Task directions
Below is some material; transcribe all of it exactly.
== Given records ==
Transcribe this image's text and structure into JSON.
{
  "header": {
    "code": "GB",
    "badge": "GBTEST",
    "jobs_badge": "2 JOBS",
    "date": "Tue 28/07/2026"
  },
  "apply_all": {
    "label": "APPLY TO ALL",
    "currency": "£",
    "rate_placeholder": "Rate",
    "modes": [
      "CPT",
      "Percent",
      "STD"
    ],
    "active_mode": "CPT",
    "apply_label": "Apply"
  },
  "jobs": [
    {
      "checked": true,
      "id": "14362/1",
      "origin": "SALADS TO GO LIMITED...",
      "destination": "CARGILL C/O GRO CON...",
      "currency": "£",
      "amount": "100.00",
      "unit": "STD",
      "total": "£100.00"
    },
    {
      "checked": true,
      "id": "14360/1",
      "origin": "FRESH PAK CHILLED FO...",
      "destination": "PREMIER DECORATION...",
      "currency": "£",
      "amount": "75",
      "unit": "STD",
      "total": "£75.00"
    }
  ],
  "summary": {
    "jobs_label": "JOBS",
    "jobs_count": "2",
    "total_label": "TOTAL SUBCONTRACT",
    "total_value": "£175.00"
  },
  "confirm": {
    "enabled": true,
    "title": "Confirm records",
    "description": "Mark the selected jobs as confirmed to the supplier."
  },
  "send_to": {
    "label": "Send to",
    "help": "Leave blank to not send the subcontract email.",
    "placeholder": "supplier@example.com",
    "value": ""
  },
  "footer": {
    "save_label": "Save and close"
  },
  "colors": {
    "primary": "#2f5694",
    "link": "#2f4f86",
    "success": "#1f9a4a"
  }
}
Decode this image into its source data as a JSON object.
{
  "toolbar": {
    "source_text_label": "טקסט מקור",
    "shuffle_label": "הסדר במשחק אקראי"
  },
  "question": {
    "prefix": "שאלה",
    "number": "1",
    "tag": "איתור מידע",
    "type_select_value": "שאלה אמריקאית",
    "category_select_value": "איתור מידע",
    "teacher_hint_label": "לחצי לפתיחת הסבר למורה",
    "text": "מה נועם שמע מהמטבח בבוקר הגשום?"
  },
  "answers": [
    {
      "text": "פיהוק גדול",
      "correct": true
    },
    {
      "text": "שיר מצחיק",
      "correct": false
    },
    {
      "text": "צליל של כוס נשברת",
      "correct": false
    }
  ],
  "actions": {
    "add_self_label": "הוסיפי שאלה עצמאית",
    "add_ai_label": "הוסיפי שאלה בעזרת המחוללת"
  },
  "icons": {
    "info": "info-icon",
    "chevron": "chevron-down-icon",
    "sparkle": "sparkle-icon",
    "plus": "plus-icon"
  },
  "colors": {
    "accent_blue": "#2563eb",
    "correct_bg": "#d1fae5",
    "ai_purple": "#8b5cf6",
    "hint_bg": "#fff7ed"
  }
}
===
Response
Transcribe this image's text and structure into JSON.
{
  "header": {
    "code": "GB",
    "badge": "GBTEST",
    "jobs_badge": "2 JOBS",
    "date": "Tue 28/07/2026"
  },
  "apply_all": {
    "label": "APPLY TO ALL",
    "currency": "£",
    "rate_placeholder": "Rate",
    "modes": [
      "CPT",
      "Percent",
      "STD"
    ],
    "active_mode": "CPT",
    "apply_label": "Apply"
  },
  "jobs": [
    {
      "checked": true,
      "id": "14362/1",
      "origin": "SALADS TO GO LIMITED...",
      "destination": "CARGILL C/O GRO CON...",
      "currency": "£",
      "amount": "100.00",
      "unit": "STD",
      "total": "£100.00"
    },
    {
      "checked": true,
      "id": "14360/1",
      "origin": "FRESH PAK CHILLED FO...",
      "destination": "PREMIER DECORATION...",
      "currency": "£",
      "amount": "75",
      "unit": "STD",
      "total": "£75.00"
    }
  ],
  "summary": {
    "jobs_label": "JOBS",
    "jobs_count": "2",
    "total_label": "TOTAL SUBCONTRACT",
    "total_value": "£175.00"
  },
  "confirm": {
    "enabled": true,
    "title": "Confirm records",
    "description": "Mark the selected jobs as confirmed to the supplier."
  },
  "send_to": {
    "label": "Send to",
    "help": "Leave blank to not send the subcontract email.",
    "placeholder": "supplier@example.com",
    "value": ""
  },
  "footer": {
    "save_label": "Save and close"
  },
  "colors": {
    "primary": "#2f5694",
    "link": "#2f4f86",
    "success": "#1f9a4a"
  }
}
Decode this image into its source data as a JSON object.
{
  "toolbar": {
    "source_text_label": "טקסט מקור",
    "shuffle_label": "הסדר במשחק אקראי"
  },
  "question": {
    "prefix": "שאלה",
    "number": "1",
    "tag": "איתור מידע",
    "type_select_value": "שאלה אמריקאית",
    "category_select_value": "איתור מידע",
    "teacher_hint_label": "לחצי לפתיחת הסבר למורה",
    "text": "מה נועם שמע מהמטבח בבוקר הגשום?"
  },
  "answers": [
    {
      "text": "פיהוק גדול",
      "correct": true
    },
    {
      "text": "שיר מצחיק",
      "correct": false
    },
    {
      "text": "צליל של כוס נשברת",
      "correct": false
    }
  ],
  "actions": {
    "add_self_label": "הוסיפי שאלה עצמאית",
    "add_ai_label": "הוסיפי שאלה בעזרת המחוללת"
  },
  "icons": {
    "info": "info-icon",
    "chevron": "chevron-down-icon",
    "sparkle": "sparkle-icon",
    "plus": "plus-icon"
  },
  "colors": {
    "accent_blue": "#2563eb",
    "correct_bg": "#d1fae5",
    "ai_purple": "#8b5cf6",
    "hint_bg": "#fff7ed"
  }
}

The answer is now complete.